JOB: Convert every line of the records below into a Markdown table with the columns No. and Line, numbering each row and omitting blank lines.

DATASET ROWS:
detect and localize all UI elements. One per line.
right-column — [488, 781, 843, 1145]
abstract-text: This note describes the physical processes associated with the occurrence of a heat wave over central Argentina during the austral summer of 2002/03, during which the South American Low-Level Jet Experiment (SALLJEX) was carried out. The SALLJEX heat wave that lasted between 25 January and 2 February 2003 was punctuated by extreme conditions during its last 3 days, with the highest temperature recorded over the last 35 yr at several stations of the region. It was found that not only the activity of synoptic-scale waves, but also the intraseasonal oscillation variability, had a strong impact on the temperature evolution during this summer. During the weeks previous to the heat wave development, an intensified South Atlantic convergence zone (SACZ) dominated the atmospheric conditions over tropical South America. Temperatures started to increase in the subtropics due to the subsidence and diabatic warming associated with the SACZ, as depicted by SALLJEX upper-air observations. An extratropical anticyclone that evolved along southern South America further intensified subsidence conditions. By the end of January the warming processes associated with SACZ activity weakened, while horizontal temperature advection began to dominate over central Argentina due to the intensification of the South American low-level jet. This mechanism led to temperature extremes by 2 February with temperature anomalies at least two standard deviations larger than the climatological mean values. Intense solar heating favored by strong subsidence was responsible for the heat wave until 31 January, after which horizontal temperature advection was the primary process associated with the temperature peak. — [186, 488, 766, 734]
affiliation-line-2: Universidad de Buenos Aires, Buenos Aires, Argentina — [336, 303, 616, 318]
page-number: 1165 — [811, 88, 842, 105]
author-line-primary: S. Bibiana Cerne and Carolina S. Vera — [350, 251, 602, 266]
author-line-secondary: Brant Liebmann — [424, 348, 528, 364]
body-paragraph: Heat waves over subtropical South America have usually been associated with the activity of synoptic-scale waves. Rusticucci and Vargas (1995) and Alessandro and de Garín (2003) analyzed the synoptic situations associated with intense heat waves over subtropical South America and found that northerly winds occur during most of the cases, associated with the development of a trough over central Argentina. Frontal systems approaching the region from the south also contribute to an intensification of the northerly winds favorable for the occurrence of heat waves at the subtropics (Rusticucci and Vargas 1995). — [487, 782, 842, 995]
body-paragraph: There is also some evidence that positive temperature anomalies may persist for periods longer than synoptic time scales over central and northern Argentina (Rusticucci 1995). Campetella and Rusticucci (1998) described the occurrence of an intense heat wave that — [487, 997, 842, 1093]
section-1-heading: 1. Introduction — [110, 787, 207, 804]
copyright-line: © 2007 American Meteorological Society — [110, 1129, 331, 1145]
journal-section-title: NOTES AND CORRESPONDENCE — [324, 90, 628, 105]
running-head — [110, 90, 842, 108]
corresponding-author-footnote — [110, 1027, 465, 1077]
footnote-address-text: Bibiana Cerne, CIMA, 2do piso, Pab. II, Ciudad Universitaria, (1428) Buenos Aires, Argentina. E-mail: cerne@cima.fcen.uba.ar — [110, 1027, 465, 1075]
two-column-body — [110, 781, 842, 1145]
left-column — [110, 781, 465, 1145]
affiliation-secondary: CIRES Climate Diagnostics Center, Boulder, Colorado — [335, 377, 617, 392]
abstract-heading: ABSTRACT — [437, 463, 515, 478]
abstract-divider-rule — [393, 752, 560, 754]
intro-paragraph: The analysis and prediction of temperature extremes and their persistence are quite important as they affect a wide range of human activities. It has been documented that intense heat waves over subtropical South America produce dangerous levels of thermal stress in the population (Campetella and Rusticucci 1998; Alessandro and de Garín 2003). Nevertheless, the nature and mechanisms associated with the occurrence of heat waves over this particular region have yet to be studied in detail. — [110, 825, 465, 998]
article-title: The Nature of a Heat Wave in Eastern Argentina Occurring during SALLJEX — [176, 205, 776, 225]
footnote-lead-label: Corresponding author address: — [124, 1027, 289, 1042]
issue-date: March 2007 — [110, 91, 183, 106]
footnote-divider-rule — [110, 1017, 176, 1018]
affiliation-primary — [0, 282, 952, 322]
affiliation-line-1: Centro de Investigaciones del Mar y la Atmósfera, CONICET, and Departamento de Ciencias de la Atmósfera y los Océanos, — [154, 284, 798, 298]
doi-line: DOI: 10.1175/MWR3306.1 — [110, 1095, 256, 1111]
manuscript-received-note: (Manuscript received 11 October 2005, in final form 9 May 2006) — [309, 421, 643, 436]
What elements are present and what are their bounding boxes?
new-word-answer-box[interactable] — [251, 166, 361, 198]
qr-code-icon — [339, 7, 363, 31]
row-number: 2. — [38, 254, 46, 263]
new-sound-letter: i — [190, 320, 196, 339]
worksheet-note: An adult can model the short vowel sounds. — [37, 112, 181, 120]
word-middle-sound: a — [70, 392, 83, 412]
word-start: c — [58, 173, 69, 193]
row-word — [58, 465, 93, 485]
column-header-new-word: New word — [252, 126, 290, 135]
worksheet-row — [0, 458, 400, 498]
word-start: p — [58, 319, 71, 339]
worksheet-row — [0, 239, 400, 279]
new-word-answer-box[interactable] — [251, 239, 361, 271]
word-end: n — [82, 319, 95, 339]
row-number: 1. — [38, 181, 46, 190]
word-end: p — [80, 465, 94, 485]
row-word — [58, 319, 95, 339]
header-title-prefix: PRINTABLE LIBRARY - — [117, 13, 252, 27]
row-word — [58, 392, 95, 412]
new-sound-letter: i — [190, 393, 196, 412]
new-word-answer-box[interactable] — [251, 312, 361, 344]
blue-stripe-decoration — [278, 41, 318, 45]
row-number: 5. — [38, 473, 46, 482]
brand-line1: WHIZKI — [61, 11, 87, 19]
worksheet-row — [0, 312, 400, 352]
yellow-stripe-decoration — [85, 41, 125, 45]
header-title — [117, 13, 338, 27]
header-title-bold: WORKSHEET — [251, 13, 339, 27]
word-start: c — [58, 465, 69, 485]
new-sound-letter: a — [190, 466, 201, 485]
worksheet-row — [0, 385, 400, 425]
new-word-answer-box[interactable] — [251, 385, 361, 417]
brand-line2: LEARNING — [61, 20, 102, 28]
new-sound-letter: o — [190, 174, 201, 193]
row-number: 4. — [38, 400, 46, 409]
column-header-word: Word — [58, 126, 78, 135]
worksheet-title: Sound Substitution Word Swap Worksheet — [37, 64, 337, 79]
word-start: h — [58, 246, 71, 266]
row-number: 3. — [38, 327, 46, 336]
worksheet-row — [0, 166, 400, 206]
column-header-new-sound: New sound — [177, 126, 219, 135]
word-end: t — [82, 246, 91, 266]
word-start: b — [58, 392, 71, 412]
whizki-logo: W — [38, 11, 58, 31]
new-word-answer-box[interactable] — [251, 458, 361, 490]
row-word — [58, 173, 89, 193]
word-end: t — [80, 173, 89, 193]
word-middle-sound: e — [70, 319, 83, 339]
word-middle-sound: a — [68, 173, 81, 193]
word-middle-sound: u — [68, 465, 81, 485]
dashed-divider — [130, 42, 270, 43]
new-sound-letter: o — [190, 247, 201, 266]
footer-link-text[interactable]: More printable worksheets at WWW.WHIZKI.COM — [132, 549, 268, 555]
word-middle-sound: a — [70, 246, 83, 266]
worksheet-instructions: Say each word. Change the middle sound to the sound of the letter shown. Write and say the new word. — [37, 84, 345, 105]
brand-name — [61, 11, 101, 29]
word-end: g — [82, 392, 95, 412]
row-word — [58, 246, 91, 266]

RESPONSE BELOW:
| No. | Line |
|---|---|
| 1 | detect and localize all UI elements. One per line. |
| 2 | right-column — [488, 781, 843, 1145] |
| 3 | abstract-text: This note describes the physical processes associated with the occurrence of a heat wave over central Argentina during the austral summer of 2002/03, during which the South American Low-Level Jet Experiment (SALLJEX) was carried out. The SALLJEX heat wave that lasted between 25 January and 2 February 2003 was punctuated by extreme conditions during its last 3 days, with the highest temperature recorded over the last 35 yr at several stations of the region. It was found that not only the activity of synoptic-scale waves, but also the intraseasonal oscillation variability, had a strong impact on the temperature evolution during this summer. During the weeks previous to the heat wave development, an intensified South Atlantic convergence zone (SACZ) dominated the atmospheric conditions over tropical South America. Temperatures started to increase in the subtropics due to the subsidence and diabatic warming associated with the SACZ, as depicted by SALLJEX upper-air observations. An extratropical anticyclone that evolved along southern South America further intensified subsidence conditions. By the end of January the warming processes associated with SACZ activity weakened, while horizontal temperature advection began to dominate over central Argentina due to the intensification of the South American low-level jet. This mechanism led to temperature extremes by 2 February with temperature anomalies at least two standard deviations larger than the climatological mean values. Intense solar heating favored by strong subsidence was responsible for the heat wave until 31 January, after which horizontal temperature advection was the primary process associated with the temperature peak. — [186, 488, 766, 734] |
| 4 | affiliation-line-2: Universidad de Buenos Aires, Buenos Aires, Argentina — [336, 303, 616, 318] |
| 5 | page-number: 1165 — [811, 88, 842, 105] |
| 6 | author-line-primary: S. Bibiana Cerne and Carolina S. Vera — [350, 251, 602, 266] |
| 7 | author-line-secondary: Brant Liebmann — [424, 348, 528, 364] |
| 8 | body-paragraph: Heat waves over subtropical South America have usually been associated with the activity of synoptic-scale waves. Rusticucci and Vargas (1995) and Alessandro and de Garín (2003) analyzed the synoptic situations associated with intense heat waves over subtropical South America and found that northerly winds occur during most of the cases, associated with the development of a trough over central Argentina. Frontal systems approaching the region from the south also contribute to an intensification of the northerly winds favorable for the occurrence of heat waves at the subtropics (Rusticucci and Vargas 1995). — [487, 782, 842, 995] |
| 9 | body-paragraph: There is also some evidence that positive temperature anomalies may persist for periods longer than synoptic time scales over central and northern Argentina (Rusticucci 1995). Campetella and Rusticucci (1998) described the occurrence of an intense heat wave that — [487, 997, 842, 1093] |
| 10 | section-1-heading: 1. Introduction — [110, 787, 207, 804] |
| 11 | copyright-line: © 2007 American Meteorological Society — [110, 1129, 331, 1145] |
| 12 | journal-section-title: NOTES AND CORRESPONDENCE — [324, 90, 628, 105] |
| 13 | running-head — [110, 90, 842, 108] |
| 14 | corresponding-author-footnote — [110, 1027, 465, 1077] |
| 15 | footnote-address-text: Bibiana Cerne, CIMA, 2do piso, Pab. II, Ciudad Universitaria, (1428) Buenos Aires, Argentina. E-mail: cerne@cima.fcen.uba.ar — [110, 1027, 465, 1075] |
| 16 | two-column-body — [110, 781, 842, 1145] |
| 17 | left-column — [110, 781, 465, 1145] |
| 18 | affiliation-secondary: CIRES Climate Diagnostics Center, Boulder, Colorado — [335, 377, 617, 392] |
| 19 | abstract-heading: ABSTRACT — [437, 463, 515, 478] |
| 20 | abstract-divider-rule — [393, 752, 560, 754] |
| 21 | intro-paragraph: The analysis and prediction of temperature extremes and their persistence are quite important as they affect a wide range of human activities. It has been documented that intense heat waves over subtropical South America produce dangerous levels of thermal stress in the population (Campetella and Rusticucci 1998; Alessandro and de Garín 2003). Nevertheless, the nature and mechanisms associated with the occurrence of heat waves over this particular region have yet to be studied in detail. — [110, 825, 465, 998] |
| 22 | article-title: The Nature of a Heat Wave in Eastern Argentina Occurring during SALLJEX — [176, 205, 776, 225] |
| 23 | footnote-lead-label: Corresponding author address: — [124, 1027, 289, 1042] |
| 24 | issue-date: March 2007 — [110, 91, 183, 106] |
| 25 | footnote-divider-rule — [110, 1017, 176, 1018] |
| 26 | affiliation-primary — [0, 282, 952, 322] |
| 27 | affiliation-line-1: Centro de Investigaciones del Mar y la Atmósfera, CONICET, and Departamento de Ciencias de la Atmósfera y los Océanos, — [154, 284, 798, 298] |
| 28 | doi-line: DOI: 10.1175/MWR3306.1 — [110, 1095, 256, 1111] |
| 29 | manuscript-received-note: (Manuscript received 11 October 2005, in final form 9 May 2006) — [309, 421, 643, 436] |
| 30 | What elements are present and what are their bounding boxes? |
| 31 | new-word-answer-box[interactable] — [251, 166, 361, 198] |
| 32 | qr-code-icon — [339, 7, 363, 31] |
| 33 | row-number: 2. — [38, 254, 46, 263] |
| 34 | new-sound-letter: i — [190, 320, 196, 339] |
| 35 | worksheet-note: An adult can model the short vowel sounds. — [37, 112, 181, 120] |
| 36 | word-middle-sound: a — [70, 392, 83, 412] |
| 37 | word-start: c — [58, 173, 69, 193] |
| 38 | row-word — [58, 465, 93, 485] |
| 39 | column-header-new-word: New word — [252, 126, 290, 135] |
| 40 | worksheet-row — [0, 458, 400, 498] |
| 41 | word-start: p — [58, 319, 71, 339] |
| 42 | worksheet-row — [0, 239, 400, 279] |
| 43 | new-word-answer-box[interactable] — [251, 239, 361, 271] |
| 44 | word-end: n — [82, 319, 95, 339] |
| 45 | row-number: 1. — [38, 181, 46, 190] |
| 46 | word-end: p — [80, 465, 94, 485] |
| 47 | row-word — [58, 319, 95, 339] |
| 48 | header-title-prefix: PRINTABLE LIBRARY - — [117, 13, 252, 27] |
| 49 | row-word — [58, 392, 95, 412] |
| 50 | new-sound-letter: i — [190, 393, 196, 412] |
| 51 | new-word-answer-box[interactable] — [251, 312, 361, 344] |
| 52 | blue-stripe-decoration — [278, 41, 318, 45] |
| 53 | row-number: 5. — [38, 473, 46, 482] |
| 54 | brand-line1: WHIZKI — [61, 11, 87, 19] |
| 55 | worksheet-row — [0, 312, 400, 352] |
| 56 | yellow-stripe-decoration — [85, 41, 125, 45] |
| 57 | header-title — [117, 13, 338, 27] |
| 58 | header-title-bold: WORKSHEET — [251, 13, 339, 27] |
| 59 | word-start: c — [58, 465, 69, 485] |
| 60 | new-sound-letter: a — [190, 466, 201, 485] |
| 61 | worksheet-row — [0, 385, 400, 425] |
| 62 | new-word-answer-box[interactable] — [251, 385, 361, 417] |
| 63 | brand-line2: LEARNING — [61, 20, 102, 28] |
| 64 | new-sound-letter: o — [190, 174, 201, 193] |
| 65 | row-number: 4. — [38, 400, 46, 409] |
| 66 | column-header-word: Word — [58, 126, 78, 135] |
| 67 | worksheet-title: Sound Substitution Word Swap Worksheet — [37, 64, 337, 79] |
| 68 | word-start: h — [58, 246, 71, 266] |
| 69 | row-number: 3. — [38, 327, 46, 336] |
| 70 | worksheet-row — [0, 166, 400, 206] |
| 71 | column-header-new-sound: New sound — [177, 126, 219, 135] |
| 72 | word-end: t — [82, 246, 91, 266] |
| 73 | word-start: b — [58, 392, 71, 412] |
| 74 | whizki-logo: W — [38, 11, 58, 31] |
| 75 | new-word-answer-box[interactable] — [251, 458, 361, 490] |
| 76 | row-word — [58, 173, 89, 193] |
| 77 | word-end: t — [80, 173, 89, 193] |
| 78 | word-middle-sound: e — [70, 319, 83, 339] |
| 79 | word-middle-sound: a — [68, 173, 81, 193] |
| 80 | word-middle-sound: u — [68, 465, 81, 485] |
| 81 | dashed-divider — [130, 42, 270, 43] |
| 82 | new-sound-letter: o — [190, 247, 201, 266] |
| 83 | footer-link-text[interactable]: More printable worksheets at WWW.WHIZKI.COM — [132, 549, 268, 555] |
| 84 | word-middle-sound: a — [70, 246, 83, 266] |
| 85 | worksheet-instructions: Say each word. Change the middle sound to the sound of the letter shown. Write and say the new word. — [37, 84, 345, 105] |
| 86 | brand-name — [61, 11, 101, 29] |
| 87 | word-end: g — [82, 392, 95, 412] |
| 88 | row-word — [58, 246, 91, 266] |